Re: [PATCH] firmware: fix async/manual firmware loading

From: Luis R. Rodriguez
Date: Wed Nov 09 2016 - 17:02:33 EST


On Wed, Nov 09, 2016 at 09:36:56PM +0100, Luis R. Rodriguez wrote:
> On Sun, Oct 30, 2016 at 06:28:58PM +0100, Yves-Alexis Perez wrote:
> > On Sun, 2016-10-30 at 15:50 +0100, Yves-Alexis Perez wrote:
> > > wait_for_completion_interruptible_timeout() return value is either
> > > -ERESTARTSYS (in case it was interrupted), 0 (in case the timeout expired)
> > > or the number of jiffies left until timeout. The return value is stored in
> > > a long, but in _request_firmware_load() it's silently casted to an int,
> > > which can overflow and give a negative value, indicating an error.
> > >
> > > Fix this by re-using the timeout variable and only set retval when it's
> > > safe.
> >
> > I completely messed-up my git send-email (sorry), so the cover letter only
> > went to LKML and I assume nobody read it. So just in case, I'm pasting it
> > below because it gives some more explanation about how I tested this:
>
> Please include the information below in the commit log.
>
> > when trying to (ab)use the firmware loading interface in a local kernel module
> > (in order to load the EEPROM content into a PCIE card), I noticed that the
> > manual firmware loading interface (the one from
> > /sys/class/firmware/<foo>/{loading,data}) was broken.
> >
> > After instrumenting the kernel I noticed an issue with the way
> > wait_for_completion_interruptible_timeout() is called in _request_firmware()
> > and especially how the return value is handled: it's supposed to be a long, but
> > here it's silently casted to an int and tested if positive.
>
> This is certainly an issue and thanks for addressing this. Please Cc:
> Daniel Wagner <wagi@xxxxxxxxx> (and others I've added to this thread)

#####

• What you have to do: Return, word for word, the passage of the firmware patch thread from "Re: [PATCH] firmware: fix" up to and including "the timeout expired)". The listing that follows is separate material, unrelated to the firmware patch thread.

• Data extract:

#####

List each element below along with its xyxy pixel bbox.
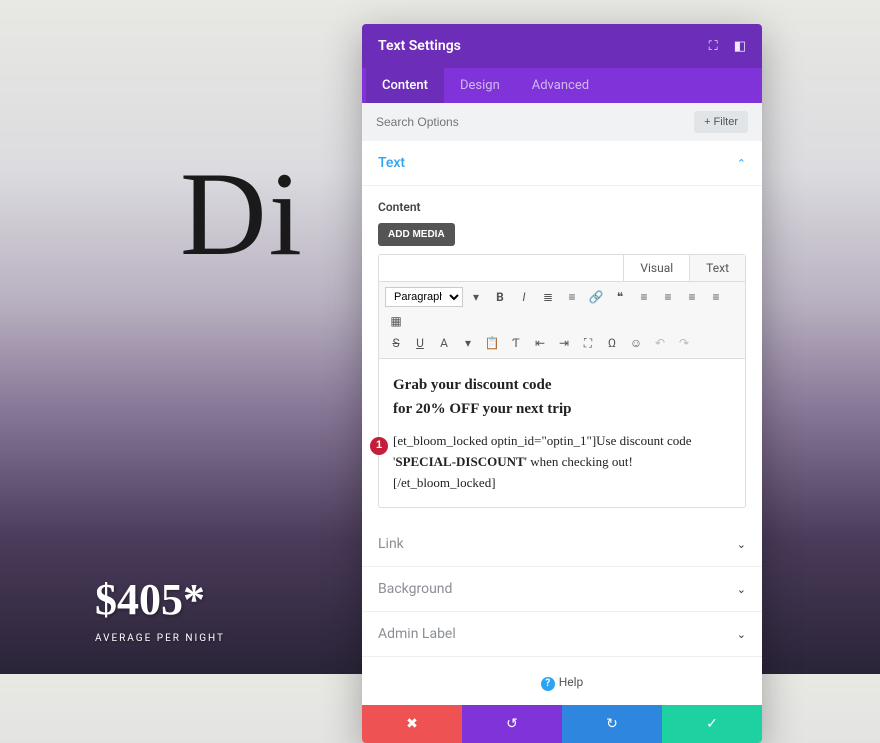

#####

• Final result:
Re: [PATCH] firmware: fix async/manual firmware loading

From: Luis R. Rodriguez
Date: Wed Nov 09 2016 - 17:02:33 EST


On Wed, Nov 09, 2016 at 09:36:56PM +0100, Luis R. Rodriguez wrote:
> On Sun, Oct 30, 2016 at 06:28:58PM +0100, Yves-Alexis Perez wrote:
> > On Sun, 2016-10-30 at 15:50 +0100, Yves-Alexis Perez wrote:
> > > wait_for_completion_interruptible_timeout() return value is either
> > > -ERESTARTSYS (in case it was interrupted), 0 (in case the timeout expired)